Records from a data source
◆ ◆ ◆ ◆

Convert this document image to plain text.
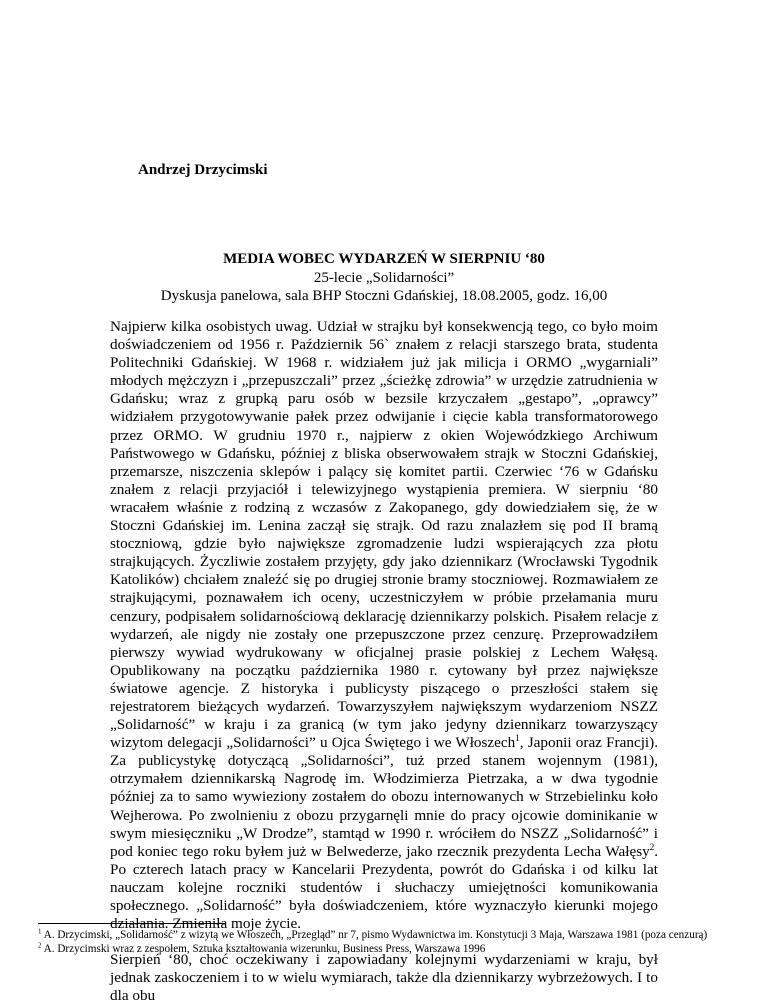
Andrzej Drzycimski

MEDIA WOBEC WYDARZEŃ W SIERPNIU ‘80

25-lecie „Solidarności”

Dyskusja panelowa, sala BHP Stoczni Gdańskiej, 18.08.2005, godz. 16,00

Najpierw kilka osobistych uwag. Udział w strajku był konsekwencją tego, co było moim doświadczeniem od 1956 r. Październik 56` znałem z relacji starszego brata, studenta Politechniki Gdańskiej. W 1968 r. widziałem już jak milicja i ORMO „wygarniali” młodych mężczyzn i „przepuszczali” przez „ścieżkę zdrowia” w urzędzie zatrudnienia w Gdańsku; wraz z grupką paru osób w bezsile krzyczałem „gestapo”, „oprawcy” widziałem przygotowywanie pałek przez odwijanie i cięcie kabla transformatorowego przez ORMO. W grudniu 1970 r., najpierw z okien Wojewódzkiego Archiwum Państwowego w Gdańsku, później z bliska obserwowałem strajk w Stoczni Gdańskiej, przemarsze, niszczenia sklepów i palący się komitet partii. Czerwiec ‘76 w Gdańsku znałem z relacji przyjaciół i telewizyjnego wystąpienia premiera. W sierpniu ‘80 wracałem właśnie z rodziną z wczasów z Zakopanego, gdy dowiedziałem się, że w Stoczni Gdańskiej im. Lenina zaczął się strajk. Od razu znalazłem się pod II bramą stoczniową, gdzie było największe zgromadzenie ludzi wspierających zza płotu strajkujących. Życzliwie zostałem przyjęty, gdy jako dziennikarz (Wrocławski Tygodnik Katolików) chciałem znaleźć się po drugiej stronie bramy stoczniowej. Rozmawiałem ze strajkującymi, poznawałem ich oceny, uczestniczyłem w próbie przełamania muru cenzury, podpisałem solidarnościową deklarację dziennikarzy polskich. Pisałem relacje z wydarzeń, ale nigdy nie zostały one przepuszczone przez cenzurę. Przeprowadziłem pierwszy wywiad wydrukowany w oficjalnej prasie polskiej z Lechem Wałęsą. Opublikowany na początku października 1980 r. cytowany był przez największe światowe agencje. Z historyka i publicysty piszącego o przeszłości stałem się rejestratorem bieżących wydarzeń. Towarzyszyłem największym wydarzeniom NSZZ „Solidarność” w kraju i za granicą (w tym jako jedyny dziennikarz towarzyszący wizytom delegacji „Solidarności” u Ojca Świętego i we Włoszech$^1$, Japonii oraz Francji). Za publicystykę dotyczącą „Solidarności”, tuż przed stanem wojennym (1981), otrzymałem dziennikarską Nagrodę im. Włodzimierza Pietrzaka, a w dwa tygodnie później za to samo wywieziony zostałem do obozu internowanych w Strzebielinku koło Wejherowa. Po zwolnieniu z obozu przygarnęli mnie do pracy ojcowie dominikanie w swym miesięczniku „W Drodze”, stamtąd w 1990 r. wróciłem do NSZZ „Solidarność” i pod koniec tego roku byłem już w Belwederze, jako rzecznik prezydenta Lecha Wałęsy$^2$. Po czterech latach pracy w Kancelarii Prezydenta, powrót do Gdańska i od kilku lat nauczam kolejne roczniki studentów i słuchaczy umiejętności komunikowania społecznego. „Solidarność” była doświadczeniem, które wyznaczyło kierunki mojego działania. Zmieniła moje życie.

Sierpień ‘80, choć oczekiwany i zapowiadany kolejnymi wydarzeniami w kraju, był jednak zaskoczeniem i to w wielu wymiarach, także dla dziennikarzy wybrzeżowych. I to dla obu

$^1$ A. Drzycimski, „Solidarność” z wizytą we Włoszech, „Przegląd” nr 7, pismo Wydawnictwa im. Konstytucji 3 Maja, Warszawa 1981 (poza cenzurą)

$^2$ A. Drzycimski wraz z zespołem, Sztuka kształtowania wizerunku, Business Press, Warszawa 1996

◆ ◆ ◆ ◆

Given exercise: Write out every line of the entries that holds the word "Warszawa".

Solution for this problem:
$^1$ A. Drzycimski, „Solidarność” z wizytą we Włoszech, „Przegląd” nr 7, pismo Wydawnictwa im. Konstytucji 3 Maja, Warszawa 1981 (poza cenzurą)
$^2$ A. Drzycimski wraz z zespołem, Sztuka kształtowania wizerunku, Business Press, Warszawa 1996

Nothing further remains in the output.